[Start of Excerpt to read]

The writing had been on the wall for some time that Walgreens, which was added to the Dow on June 26, 2018, would be getting the heave-ho. Unlike most major stock indexes that are weighted by market cap — i.e., bigger businesses exert greater influence on the point value of an index — the Dow is a share-price-weighted index. Put simply, companies with higher share prices matter more than those with lower share prices, regardless of market cap.

As of the closing bell on Feb. 20, 23 of the Dow’s 30 components had triple-digit share prices. Walgreens Boots Alliance had the lowest share price by a considerable amount — $22.31. Based on the Dow’s divisor (the figure used to convert share price into Dow points), Walgreens accounted for just 147 points out of the index’s 38,564 points.

While I believe Walgreens represents an intriguing and inexpensive turnaround candidate that has a multipoint strategic plan already in place, the Dow’s success hinges on not only having business diversity in the index, but also having outperforming companies represent the index. Walgreens and its poor stock performance simply didn’t cut it.

After conducting a 20-for-1 stock split in June 2022, Amazon put itself on the map as a logical candidate to join the prestigious Dow Jones Industrial Average. While it’ll help replace the retail aspect that Walgreens Boots Alliance brought to the table, Amazon will also provide clues on the health of the advertising market, as well as cloud spending.

The interesting thing about Amazon is that while it generates a lot of revenue from its leading e-commerce marketplace, the margins associated with online retail sales are very low. It’s the company’s ancillary operations — which include advertising services, subscription services (e.g., Prime), and cloud infrastructure leader Amazon Web Services (AWS) — that account for the lion’s share of its operating cash flow and net income.

In particular, AWS is Amazon’s workhorse. Even though AWS accounted for less than 16% of Amazon’s net sales last year, it generated $24.6 billion in operating income, compared to just $12.2 billion for every other business segment combined!

Despite having one of the largest market caps among publicly traded companies, Amazon will slot in as only the 17th most influential component of the Dow Jones Industrial Average, based on its closing price of $167.08 on Feb. 20.

A blank paper certificate for shares of a publicly traded company.

Image source: Getty Images.

Walmart gets a stock-split makeover

Amazon and Walgreens Boots Alliance switching places isn’t the only change being made to the iconic Dow come Monday, Feb. 26. Following the closing bell on Jan. 30, retail behemoth Walmart (NYSE: WMT) announced that it would be enacting a 3-for-1 stock split, which would become effective at the start of trading on Feb. 26.

[End of Excerpt to read]
[Start of Given information]

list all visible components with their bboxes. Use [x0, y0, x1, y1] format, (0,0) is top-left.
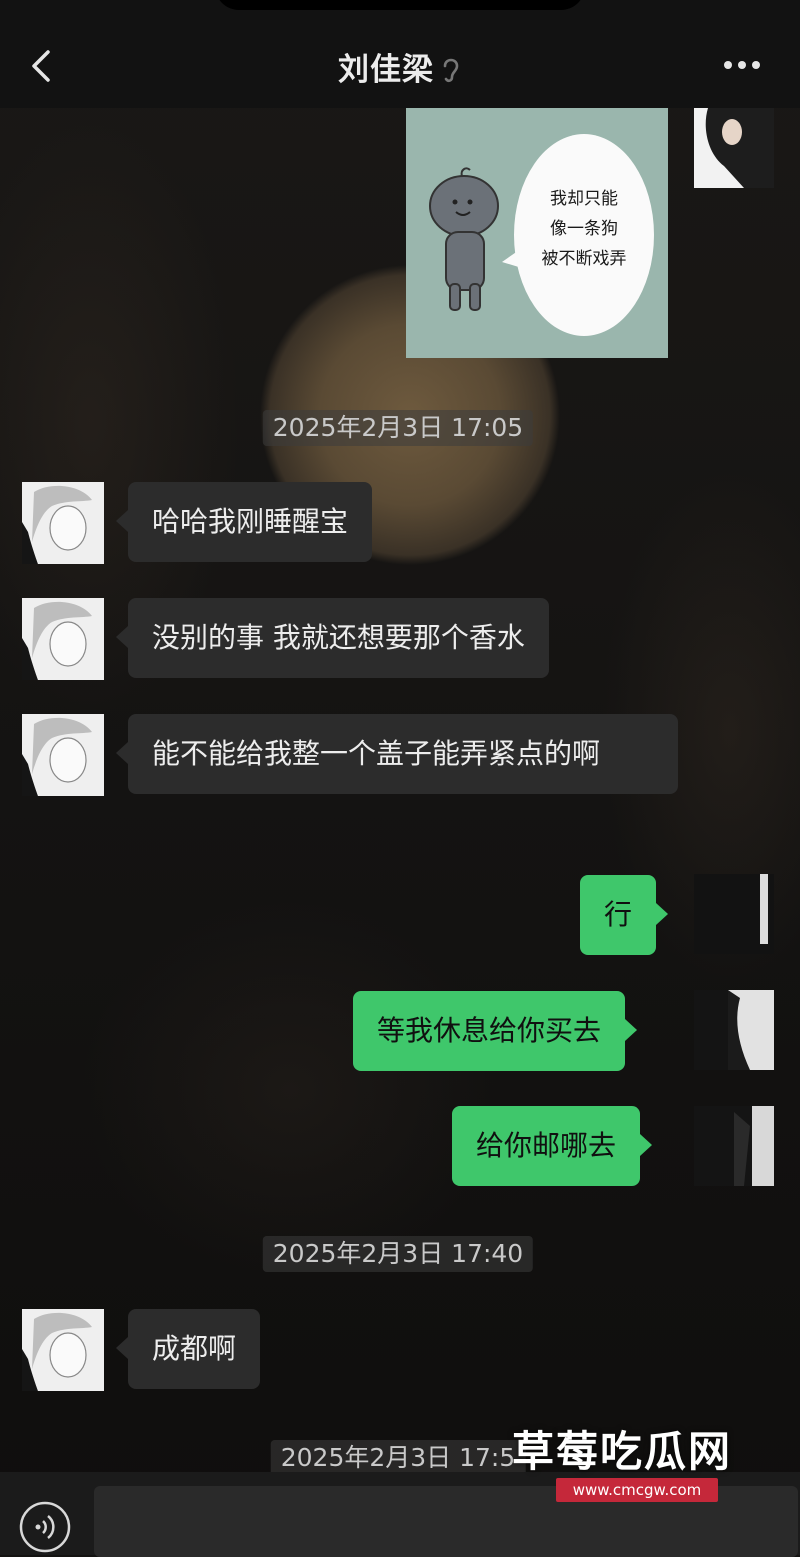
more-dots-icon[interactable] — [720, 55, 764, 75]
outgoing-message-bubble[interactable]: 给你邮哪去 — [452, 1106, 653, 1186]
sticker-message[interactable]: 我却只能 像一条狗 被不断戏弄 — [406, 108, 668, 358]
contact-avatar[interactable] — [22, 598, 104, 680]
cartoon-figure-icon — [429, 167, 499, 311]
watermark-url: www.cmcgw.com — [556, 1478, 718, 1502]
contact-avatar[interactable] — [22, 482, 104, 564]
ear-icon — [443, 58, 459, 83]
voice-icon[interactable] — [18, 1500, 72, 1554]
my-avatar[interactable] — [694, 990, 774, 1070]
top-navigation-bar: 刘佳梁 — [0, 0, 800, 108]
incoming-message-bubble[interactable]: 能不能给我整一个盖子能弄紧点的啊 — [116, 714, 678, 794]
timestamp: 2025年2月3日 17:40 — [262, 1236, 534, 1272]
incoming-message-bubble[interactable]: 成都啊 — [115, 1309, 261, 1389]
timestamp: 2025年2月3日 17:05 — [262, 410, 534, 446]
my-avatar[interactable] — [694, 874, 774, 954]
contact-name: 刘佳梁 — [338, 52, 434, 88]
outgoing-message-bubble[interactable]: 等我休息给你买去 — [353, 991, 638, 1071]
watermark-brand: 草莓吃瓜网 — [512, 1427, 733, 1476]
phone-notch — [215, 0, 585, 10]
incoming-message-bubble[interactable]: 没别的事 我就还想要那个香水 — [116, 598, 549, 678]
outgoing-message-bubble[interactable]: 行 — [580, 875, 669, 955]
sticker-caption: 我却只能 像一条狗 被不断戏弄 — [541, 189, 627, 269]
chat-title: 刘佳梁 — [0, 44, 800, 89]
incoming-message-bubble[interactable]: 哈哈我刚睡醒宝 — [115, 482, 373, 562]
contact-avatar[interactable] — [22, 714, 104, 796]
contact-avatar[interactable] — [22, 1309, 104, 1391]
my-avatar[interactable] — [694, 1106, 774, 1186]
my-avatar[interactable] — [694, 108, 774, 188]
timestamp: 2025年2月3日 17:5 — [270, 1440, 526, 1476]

[End of Given information]
[Start of Given information]

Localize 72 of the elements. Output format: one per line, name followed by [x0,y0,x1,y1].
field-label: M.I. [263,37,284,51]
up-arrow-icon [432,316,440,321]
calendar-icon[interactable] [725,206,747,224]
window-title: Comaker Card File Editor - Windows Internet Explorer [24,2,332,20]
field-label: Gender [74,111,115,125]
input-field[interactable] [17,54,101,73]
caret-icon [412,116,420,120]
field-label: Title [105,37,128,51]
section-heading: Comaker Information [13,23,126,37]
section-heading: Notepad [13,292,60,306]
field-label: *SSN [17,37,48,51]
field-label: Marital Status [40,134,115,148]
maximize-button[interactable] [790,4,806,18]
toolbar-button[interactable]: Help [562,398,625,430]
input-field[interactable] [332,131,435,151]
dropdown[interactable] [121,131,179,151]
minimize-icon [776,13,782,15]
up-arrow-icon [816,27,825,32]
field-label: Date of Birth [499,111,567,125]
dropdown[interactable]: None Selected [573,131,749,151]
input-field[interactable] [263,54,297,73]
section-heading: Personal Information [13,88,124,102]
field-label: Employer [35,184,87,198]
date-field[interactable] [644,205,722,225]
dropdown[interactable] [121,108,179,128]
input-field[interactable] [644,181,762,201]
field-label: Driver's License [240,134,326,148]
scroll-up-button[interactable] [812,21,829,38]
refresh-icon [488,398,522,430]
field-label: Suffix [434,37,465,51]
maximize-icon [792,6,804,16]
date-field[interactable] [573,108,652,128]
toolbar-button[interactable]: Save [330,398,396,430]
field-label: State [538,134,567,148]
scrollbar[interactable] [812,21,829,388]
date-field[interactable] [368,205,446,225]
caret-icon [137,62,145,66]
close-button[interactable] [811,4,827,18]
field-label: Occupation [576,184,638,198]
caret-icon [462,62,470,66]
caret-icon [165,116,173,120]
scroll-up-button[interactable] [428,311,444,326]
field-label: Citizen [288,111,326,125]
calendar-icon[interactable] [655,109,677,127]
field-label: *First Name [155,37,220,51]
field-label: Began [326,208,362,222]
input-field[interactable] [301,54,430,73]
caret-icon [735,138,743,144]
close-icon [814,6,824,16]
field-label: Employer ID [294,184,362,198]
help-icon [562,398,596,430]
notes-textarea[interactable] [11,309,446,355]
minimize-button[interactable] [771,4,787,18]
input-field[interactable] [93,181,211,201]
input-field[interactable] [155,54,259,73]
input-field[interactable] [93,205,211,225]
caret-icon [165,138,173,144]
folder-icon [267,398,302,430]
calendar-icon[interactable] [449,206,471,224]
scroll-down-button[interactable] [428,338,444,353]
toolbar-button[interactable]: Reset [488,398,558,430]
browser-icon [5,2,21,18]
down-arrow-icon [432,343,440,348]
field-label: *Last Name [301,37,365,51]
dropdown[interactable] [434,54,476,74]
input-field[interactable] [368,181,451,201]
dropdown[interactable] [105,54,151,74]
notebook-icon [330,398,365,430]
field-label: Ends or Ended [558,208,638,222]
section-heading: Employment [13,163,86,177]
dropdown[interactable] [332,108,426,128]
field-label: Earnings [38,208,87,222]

[End of Given information]
[Start of Given information]

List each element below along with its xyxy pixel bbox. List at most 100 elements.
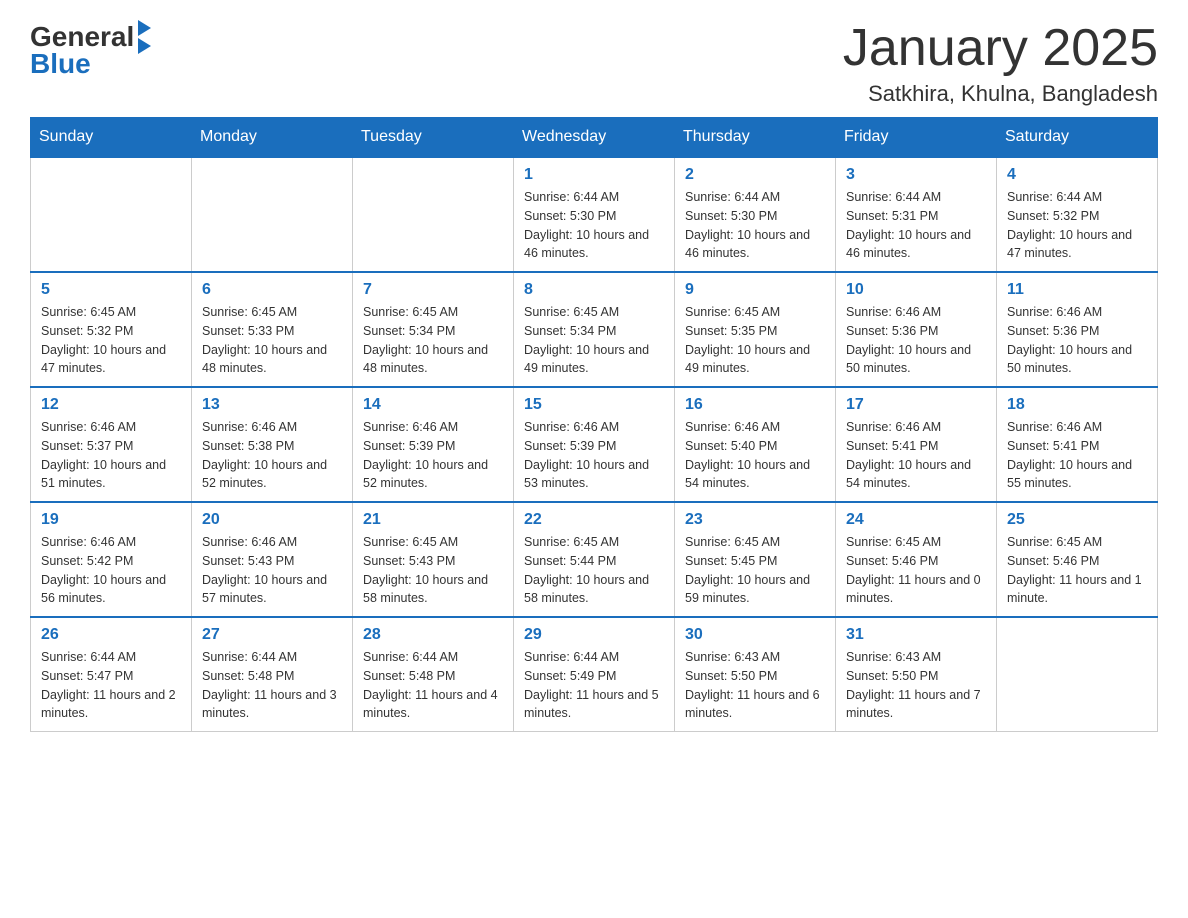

[End of Given information]

• What is asked:
**1)** Translate this sentence from the excerpt on the Dow into Spanish: "Walgreens Boots Alliance had the lowest share price by a considerable amount — $22.31."
**2)** Answer these questions from the excerpt on the Dow.
(a) On what date was Walgreens added to the Dow?
(b) How much operating income did AWS generate last year?
(c) What stock split did Walmart announce?

• Expected outputs:
**1)** Walgreens Boots Alliance tenía, por un margen considerable, el precio por acción más bajo: 22,31 dólares.

**2)**
(a) June 26, 2018
(b) $24.6 billion
(c) A 3-for-1 stock split